--- start Provided information ---

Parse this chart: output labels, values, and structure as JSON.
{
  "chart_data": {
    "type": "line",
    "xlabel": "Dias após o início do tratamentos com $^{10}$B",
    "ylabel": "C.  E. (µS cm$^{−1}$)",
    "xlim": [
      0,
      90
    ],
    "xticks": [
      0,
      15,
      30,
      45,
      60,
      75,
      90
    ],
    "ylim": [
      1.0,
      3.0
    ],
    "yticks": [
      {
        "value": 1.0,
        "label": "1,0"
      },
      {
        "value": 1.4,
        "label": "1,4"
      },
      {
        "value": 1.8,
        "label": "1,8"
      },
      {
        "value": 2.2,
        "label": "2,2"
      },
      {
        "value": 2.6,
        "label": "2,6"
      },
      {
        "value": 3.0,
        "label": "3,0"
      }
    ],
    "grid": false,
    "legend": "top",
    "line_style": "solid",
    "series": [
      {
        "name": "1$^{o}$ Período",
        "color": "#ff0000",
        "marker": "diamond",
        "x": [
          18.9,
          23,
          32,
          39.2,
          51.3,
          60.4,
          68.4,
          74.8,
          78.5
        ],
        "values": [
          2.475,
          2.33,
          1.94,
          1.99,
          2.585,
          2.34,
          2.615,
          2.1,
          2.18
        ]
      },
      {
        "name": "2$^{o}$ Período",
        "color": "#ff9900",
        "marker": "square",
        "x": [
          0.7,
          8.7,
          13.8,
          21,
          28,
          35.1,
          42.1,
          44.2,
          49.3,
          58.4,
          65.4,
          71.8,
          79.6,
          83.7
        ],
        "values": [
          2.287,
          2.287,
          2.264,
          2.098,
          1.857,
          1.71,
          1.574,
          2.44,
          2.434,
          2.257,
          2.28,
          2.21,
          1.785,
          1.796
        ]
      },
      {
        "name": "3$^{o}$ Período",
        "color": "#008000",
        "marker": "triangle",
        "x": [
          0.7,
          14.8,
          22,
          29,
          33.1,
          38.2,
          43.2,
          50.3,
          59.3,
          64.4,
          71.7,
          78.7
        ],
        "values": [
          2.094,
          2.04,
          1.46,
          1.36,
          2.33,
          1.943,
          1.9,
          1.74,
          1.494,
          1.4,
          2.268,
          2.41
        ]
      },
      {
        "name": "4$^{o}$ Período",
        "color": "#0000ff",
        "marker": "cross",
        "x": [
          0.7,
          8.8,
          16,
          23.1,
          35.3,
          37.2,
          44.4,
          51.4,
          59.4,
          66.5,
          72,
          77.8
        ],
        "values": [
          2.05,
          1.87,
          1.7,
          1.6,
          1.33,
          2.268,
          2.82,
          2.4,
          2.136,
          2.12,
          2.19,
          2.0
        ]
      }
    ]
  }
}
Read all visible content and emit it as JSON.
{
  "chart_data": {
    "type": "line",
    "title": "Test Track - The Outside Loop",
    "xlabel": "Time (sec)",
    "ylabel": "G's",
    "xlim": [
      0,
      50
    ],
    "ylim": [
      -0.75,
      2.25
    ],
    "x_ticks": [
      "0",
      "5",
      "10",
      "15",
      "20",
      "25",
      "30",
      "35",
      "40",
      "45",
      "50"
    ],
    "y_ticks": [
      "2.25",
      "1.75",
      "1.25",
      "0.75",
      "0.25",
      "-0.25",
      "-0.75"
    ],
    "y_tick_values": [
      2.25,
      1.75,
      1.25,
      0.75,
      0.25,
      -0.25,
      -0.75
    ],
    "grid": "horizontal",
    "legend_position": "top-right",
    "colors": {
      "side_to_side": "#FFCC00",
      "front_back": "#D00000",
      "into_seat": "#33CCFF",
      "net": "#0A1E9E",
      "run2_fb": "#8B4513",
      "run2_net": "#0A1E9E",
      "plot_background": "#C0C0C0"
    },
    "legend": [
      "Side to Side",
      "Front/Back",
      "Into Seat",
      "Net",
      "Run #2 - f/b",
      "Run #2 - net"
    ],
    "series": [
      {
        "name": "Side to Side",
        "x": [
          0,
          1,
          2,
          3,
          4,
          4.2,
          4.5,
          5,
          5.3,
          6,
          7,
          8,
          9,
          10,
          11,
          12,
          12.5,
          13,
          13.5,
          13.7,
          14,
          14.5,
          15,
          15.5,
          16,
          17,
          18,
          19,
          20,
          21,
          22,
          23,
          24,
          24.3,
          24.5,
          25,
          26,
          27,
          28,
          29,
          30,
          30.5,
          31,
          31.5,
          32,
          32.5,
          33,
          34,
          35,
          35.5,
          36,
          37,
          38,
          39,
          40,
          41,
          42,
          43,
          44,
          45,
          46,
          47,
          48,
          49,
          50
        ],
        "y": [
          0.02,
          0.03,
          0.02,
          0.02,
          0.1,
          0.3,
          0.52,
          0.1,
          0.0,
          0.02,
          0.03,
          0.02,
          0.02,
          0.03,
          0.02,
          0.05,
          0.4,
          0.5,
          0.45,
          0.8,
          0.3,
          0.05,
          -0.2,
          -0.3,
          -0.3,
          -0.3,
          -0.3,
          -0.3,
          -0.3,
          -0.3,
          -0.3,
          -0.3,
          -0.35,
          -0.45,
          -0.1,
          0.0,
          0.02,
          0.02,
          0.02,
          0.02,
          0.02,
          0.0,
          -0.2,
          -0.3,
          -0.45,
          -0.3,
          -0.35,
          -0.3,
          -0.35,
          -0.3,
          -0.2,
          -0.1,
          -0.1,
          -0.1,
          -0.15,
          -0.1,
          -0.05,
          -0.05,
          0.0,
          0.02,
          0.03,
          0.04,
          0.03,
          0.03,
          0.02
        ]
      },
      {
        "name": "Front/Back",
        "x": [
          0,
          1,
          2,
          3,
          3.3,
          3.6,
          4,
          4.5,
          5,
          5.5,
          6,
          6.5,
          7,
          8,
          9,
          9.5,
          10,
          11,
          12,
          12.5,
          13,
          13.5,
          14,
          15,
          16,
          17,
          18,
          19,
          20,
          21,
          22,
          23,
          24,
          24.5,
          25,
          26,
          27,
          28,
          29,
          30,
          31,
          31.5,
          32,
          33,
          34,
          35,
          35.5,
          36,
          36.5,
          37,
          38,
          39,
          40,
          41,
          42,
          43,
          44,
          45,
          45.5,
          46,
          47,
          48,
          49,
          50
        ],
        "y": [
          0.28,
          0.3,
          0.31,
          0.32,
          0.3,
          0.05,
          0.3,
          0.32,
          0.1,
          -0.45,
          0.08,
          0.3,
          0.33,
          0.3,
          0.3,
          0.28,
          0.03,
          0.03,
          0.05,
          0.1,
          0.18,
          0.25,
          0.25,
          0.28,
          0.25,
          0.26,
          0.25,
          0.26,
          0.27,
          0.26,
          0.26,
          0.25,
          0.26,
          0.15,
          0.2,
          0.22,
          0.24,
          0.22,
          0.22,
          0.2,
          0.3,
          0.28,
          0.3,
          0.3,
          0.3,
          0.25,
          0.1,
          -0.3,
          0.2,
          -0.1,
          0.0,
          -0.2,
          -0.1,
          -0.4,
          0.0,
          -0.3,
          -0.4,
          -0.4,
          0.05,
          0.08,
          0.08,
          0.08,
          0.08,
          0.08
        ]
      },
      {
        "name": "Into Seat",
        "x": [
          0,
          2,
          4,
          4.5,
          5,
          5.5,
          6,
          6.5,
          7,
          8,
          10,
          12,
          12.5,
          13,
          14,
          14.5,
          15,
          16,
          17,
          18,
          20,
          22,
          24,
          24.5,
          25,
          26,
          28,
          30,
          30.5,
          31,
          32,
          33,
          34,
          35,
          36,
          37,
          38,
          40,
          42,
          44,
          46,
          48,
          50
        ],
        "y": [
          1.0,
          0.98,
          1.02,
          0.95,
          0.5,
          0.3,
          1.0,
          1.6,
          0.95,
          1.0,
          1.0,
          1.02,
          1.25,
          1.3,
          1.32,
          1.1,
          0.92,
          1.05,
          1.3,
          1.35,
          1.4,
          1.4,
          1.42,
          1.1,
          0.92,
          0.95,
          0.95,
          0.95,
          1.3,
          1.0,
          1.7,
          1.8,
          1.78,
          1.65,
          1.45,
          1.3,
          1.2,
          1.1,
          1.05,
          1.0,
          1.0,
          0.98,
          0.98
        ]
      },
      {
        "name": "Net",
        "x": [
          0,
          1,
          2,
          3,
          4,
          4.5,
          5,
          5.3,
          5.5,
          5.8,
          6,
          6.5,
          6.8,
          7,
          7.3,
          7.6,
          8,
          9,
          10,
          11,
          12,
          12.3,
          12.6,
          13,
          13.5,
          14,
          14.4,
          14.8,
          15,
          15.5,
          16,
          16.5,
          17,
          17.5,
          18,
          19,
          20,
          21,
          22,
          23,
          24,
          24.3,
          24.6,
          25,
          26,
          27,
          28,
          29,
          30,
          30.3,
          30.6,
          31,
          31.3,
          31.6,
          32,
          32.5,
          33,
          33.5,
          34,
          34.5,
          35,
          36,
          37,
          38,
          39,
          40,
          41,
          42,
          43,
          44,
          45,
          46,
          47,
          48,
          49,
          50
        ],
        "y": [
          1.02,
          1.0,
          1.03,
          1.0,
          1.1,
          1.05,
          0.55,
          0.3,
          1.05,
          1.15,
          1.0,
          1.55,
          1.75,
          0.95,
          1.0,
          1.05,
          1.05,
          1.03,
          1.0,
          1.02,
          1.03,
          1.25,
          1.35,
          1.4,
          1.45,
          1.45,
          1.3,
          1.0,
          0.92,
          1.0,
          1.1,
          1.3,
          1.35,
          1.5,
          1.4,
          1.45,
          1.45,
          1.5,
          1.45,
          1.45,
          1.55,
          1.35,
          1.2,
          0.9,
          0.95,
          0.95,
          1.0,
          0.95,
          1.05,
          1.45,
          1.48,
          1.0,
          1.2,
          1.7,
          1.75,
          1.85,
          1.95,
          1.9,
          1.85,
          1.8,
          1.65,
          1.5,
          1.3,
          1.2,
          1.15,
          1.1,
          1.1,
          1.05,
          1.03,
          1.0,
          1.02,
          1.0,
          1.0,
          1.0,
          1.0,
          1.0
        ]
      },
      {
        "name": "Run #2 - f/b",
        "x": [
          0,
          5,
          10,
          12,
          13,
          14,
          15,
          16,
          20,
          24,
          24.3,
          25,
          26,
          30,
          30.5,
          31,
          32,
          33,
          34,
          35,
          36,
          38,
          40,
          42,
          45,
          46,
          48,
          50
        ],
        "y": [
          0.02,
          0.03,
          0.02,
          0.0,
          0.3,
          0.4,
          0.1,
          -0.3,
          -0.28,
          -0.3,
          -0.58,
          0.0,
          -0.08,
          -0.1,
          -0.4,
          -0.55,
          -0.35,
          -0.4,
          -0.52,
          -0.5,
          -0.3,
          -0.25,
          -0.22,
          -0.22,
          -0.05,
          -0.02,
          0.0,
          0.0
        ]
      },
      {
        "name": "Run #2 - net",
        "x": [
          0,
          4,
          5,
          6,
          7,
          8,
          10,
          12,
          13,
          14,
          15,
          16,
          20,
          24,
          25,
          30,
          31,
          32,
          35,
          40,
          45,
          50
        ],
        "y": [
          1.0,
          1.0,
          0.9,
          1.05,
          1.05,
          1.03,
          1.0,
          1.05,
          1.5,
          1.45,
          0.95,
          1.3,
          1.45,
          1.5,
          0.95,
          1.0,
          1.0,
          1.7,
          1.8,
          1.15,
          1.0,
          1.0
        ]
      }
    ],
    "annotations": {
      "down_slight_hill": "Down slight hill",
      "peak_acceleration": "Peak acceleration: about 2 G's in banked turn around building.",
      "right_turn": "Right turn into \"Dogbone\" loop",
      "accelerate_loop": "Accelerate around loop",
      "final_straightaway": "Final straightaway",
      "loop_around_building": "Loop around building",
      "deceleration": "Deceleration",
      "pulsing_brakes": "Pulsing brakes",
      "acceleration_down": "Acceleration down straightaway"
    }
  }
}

--- end Provided information ---

Direction — For each line in the data above that contains the string "straightaway", extract the line.

Worked answer —
      "final_straightaway": "Final straightaway",
      "acceleration_down": "Acceleration down straightaway"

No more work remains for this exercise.